• _WHAT THE EXERCISE ASKS_
Copy each line in the data that includes the word "危险化学品领用情况".

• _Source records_
- - - - - - -

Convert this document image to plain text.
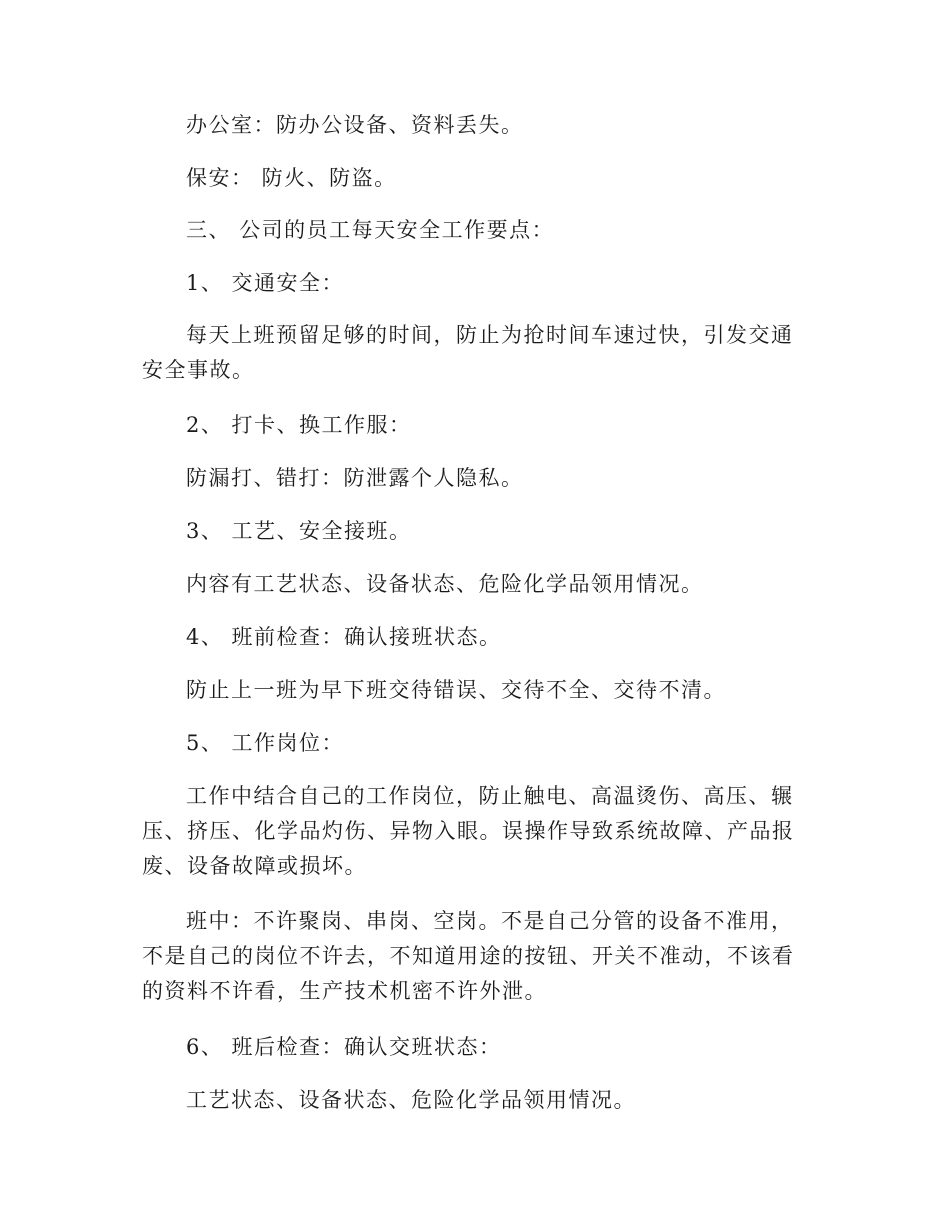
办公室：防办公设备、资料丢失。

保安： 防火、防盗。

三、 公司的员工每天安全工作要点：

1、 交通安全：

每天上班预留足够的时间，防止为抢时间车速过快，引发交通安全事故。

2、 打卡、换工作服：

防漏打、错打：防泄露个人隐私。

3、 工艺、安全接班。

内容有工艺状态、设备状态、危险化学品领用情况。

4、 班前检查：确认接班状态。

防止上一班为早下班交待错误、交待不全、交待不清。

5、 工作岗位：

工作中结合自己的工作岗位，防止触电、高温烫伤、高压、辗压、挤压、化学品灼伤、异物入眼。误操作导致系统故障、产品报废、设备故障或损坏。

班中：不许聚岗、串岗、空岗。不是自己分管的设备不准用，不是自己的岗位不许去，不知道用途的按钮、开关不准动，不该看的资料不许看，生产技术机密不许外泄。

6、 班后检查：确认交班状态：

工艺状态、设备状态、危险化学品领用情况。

- - - - - - -

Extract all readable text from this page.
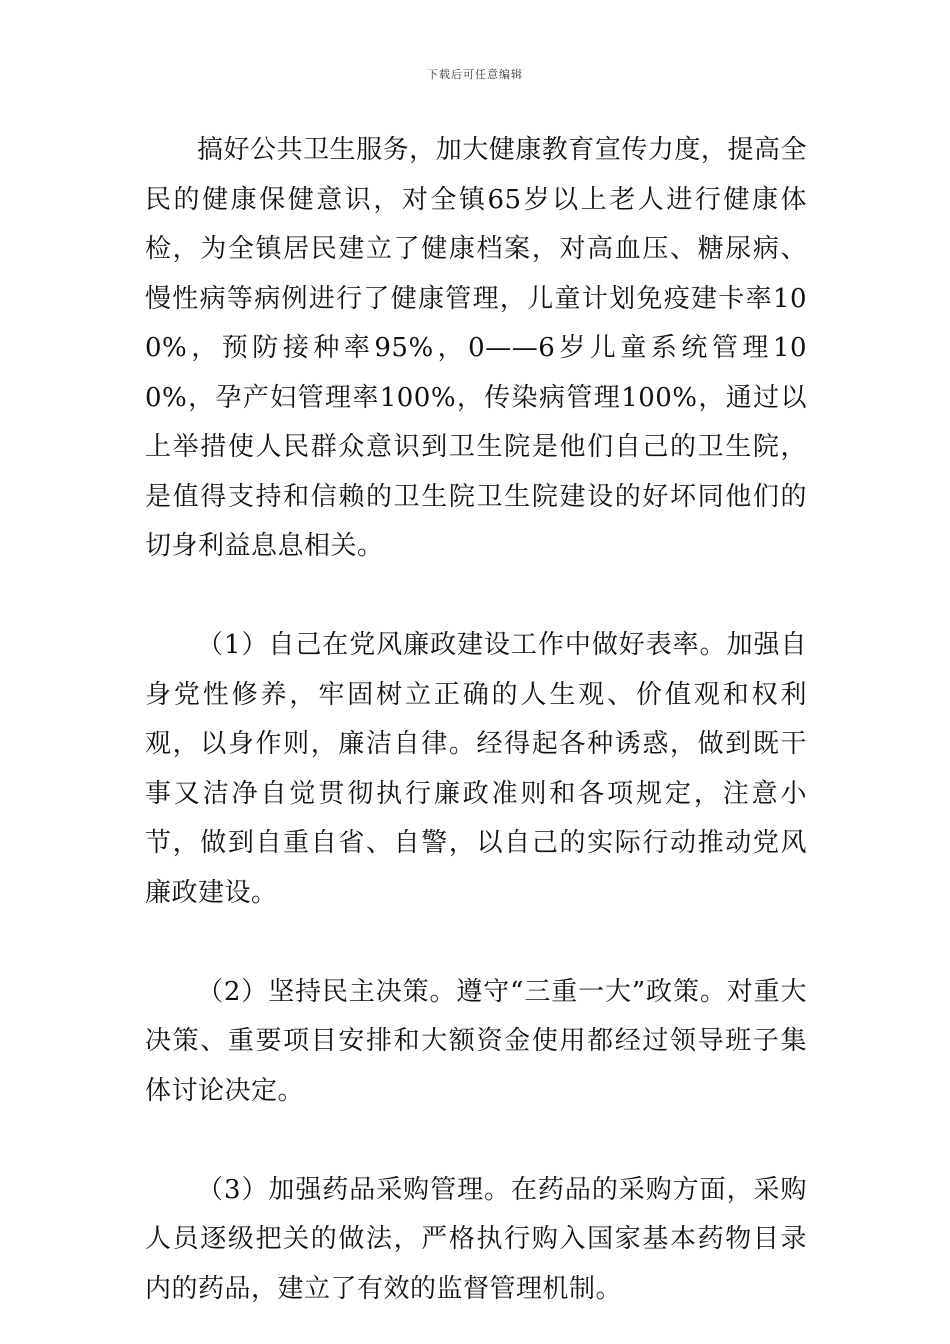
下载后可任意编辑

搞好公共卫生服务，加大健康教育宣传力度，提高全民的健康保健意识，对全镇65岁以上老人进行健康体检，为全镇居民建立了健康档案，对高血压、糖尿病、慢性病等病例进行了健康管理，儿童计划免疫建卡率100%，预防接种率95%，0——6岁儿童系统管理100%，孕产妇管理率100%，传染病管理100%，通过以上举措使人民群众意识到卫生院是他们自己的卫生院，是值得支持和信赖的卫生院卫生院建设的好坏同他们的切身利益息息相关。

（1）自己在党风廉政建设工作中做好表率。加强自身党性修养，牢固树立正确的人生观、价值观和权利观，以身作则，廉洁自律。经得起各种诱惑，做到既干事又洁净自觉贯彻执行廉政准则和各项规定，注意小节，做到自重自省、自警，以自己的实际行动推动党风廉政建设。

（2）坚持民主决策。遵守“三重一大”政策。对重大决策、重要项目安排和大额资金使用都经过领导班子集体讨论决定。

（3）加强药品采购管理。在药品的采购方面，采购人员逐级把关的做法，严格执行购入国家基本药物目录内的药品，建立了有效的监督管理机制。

- - - - - - -

• _COMPLETE RESPONSE_
内容有工艺状态、设备状态、危险化学品领用情况。
工艺状态、设备状态、危险化学品领用情况。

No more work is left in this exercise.